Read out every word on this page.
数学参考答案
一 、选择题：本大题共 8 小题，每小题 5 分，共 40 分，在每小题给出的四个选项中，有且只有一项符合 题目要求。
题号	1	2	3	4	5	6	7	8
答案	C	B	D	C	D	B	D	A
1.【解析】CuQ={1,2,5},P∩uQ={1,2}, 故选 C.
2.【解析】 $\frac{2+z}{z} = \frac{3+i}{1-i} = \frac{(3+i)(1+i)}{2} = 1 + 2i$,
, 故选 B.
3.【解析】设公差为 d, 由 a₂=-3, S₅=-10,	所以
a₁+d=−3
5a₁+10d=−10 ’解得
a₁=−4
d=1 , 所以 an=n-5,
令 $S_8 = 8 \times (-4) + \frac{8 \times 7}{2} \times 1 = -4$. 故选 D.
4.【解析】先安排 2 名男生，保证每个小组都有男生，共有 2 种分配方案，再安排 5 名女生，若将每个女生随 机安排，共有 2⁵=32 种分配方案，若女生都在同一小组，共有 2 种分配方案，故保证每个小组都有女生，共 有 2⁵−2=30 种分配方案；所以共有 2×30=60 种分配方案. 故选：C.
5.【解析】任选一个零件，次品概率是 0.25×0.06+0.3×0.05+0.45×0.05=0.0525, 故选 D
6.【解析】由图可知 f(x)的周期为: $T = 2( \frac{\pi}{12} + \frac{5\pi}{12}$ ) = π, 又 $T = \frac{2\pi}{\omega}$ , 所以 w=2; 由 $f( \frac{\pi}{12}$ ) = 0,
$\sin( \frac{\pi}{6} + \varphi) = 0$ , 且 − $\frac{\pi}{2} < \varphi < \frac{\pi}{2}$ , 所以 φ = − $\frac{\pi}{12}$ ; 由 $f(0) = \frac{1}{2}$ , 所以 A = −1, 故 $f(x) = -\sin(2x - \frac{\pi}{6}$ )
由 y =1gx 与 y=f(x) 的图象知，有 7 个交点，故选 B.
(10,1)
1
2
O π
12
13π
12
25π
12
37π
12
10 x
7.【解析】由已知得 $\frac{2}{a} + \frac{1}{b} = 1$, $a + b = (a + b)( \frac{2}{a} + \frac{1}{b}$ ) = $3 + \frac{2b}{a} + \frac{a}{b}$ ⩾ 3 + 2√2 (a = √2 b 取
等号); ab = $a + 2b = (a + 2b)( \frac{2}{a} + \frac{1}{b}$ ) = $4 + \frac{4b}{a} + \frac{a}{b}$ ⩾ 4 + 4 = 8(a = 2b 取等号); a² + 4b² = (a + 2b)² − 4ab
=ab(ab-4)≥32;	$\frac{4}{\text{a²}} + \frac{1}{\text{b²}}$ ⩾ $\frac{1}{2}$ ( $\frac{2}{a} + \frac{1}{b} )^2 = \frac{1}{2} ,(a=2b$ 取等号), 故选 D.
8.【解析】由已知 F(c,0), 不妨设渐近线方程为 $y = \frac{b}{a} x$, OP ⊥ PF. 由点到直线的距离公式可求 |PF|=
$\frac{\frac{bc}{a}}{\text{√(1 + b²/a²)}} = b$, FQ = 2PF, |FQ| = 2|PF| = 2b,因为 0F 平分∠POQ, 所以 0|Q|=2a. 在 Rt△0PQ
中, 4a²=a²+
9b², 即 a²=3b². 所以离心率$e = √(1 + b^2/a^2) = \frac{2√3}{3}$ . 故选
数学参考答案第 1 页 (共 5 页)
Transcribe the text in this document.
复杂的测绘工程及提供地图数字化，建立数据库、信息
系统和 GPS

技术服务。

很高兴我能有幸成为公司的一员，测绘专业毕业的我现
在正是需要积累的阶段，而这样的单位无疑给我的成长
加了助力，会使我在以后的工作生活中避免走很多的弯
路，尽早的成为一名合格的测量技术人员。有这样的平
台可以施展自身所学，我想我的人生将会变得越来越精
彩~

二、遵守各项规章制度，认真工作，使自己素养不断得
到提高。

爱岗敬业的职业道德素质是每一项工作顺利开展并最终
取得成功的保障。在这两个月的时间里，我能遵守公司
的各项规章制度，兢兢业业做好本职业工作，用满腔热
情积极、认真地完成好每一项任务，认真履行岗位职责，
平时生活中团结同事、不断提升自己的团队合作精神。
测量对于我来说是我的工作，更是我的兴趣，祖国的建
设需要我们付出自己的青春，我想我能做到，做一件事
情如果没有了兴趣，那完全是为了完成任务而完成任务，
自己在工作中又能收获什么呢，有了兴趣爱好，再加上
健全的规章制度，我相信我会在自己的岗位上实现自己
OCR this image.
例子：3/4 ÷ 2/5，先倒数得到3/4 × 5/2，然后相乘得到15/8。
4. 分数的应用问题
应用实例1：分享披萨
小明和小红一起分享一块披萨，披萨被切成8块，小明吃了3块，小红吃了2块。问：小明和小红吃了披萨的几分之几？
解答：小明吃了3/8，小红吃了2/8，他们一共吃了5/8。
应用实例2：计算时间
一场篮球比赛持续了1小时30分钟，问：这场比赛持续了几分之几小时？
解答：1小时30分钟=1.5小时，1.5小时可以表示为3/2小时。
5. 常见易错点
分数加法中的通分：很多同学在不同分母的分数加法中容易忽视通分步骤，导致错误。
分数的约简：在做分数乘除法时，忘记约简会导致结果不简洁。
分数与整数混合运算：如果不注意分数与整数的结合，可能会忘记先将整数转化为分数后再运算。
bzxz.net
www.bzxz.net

■ YOUR OBJECTIVE ■
Please quote exactly the lines from the one containing "OCR this image." through the last line of the records above, both included, and nothing else.

■ RIGHT ANSWER ■
OCR this image.
例子：3/4 ÷ 2/5，先倒数得到3/4 × 5/2，然后相乘得到15/8。
4. 分数的应用问题
应用实例1：分享披萨
小明和小红一起分享一块披萨，披萨被切成8块，小明吃了3块，小红吃了2块。问：小明和小红吃了披萨的几分之几？
解答：小明吃了3/8，小红吃了2/8，他们一共吃了5/8。
应用实例2：计算时间
一场篮球比赛持续了1小时30分钟，问：这场比赛持续了几分之几小时？
解答：1小时30分钟=1.5小时，1.5小时可以表示为3/2小时。
5. 常见易错点
分数加法中的通分：很多同学在不同分母的分数加法中容易忽视通分步骤，导致错误。
分数的约简：在做分数乘除法时，忘记约简会导致结果不简洁。
分数与整数混合运算：如果不注意分数与整数的结合，可能会忘记先将整数转化为分数后再运算。
bzxz.net
www.bzxz.net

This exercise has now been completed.